### EXERCISE AIM
Go through the material below and count the lines with the string "Draft"; the number is the whole answer.

### EXERCISE MATERIAL

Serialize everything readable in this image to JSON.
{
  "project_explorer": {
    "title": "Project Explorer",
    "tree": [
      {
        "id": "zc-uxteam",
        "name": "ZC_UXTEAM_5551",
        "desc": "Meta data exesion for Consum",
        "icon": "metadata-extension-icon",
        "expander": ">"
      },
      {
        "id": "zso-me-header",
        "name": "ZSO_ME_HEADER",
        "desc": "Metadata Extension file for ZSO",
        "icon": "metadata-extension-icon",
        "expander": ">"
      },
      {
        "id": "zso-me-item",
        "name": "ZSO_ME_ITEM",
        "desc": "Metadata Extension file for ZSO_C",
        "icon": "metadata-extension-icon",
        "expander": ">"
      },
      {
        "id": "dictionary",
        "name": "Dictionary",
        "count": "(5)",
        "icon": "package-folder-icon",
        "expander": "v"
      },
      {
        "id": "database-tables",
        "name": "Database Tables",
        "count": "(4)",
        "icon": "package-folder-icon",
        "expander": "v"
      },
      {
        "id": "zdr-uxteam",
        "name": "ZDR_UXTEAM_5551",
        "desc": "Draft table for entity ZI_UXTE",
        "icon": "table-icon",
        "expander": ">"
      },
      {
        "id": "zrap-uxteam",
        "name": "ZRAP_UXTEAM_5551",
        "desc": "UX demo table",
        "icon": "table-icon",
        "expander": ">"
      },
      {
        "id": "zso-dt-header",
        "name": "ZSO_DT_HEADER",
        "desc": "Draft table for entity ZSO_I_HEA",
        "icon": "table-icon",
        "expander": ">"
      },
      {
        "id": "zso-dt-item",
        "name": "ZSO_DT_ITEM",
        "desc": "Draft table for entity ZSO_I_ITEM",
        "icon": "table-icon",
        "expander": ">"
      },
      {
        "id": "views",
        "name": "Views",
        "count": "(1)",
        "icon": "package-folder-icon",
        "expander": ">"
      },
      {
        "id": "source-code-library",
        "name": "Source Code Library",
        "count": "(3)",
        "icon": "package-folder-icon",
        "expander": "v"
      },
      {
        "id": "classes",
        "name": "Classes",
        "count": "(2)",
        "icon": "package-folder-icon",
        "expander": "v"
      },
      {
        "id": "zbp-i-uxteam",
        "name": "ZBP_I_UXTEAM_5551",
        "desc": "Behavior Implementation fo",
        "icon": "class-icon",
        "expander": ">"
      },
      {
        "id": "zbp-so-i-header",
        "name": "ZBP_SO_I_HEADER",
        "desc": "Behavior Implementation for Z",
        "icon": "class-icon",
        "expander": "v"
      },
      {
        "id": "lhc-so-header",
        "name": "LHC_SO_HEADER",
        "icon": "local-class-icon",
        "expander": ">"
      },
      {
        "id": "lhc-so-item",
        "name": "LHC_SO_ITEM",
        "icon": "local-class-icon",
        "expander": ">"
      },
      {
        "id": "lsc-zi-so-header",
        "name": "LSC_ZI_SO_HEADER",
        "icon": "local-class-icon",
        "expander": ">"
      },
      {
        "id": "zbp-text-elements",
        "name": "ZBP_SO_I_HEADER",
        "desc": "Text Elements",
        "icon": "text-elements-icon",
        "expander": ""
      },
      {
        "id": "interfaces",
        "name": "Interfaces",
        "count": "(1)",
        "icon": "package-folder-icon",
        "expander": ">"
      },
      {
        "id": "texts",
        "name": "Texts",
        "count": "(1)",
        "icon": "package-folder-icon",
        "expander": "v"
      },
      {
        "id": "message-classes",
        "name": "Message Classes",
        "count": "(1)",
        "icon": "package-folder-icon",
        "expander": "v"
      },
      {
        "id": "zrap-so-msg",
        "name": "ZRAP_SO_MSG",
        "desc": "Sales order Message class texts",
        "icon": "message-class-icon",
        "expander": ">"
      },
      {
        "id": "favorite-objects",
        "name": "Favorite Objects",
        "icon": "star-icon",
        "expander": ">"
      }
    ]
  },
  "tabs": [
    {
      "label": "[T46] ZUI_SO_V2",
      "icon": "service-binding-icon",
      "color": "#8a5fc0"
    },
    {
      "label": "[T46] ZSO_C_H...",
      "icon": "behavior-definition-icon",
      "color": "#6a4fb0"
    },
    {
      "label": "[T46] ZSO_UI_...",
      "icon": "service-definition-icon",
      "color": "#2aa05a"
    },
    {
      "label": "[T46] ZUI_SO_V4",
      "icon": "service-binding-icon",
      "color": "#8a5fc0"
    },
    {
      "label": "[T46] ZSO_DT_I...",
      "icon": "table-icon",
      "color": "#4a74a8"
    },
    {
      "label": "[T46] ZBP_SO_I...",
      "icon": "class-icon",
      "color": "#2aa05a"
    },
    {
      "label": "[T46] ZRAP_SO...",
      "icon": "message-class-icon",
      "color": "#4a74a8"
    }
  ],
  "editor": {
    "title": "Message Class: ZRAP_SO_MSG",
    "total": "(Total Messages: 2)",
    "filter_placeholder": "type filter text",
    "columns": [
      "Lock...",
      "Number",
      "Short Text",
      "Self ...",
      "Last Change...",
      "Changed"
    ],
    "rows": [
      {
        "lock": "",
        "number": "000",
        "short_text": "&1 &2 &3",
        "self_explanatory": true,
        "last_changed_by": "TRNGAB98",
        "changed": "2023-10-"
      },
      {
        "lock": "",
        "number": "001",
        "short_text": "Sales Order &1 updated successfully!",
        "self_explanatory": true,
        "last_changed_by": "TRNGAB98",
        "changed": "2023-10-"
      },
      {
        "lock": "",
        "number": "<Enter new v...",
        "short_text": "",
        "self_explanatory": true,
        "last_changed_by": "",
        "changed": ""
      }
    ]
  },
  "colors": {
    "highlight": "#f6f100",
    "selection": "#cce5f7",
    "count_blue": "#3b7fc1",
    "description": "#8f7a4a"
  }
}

### WRITTEN RESPONSE
3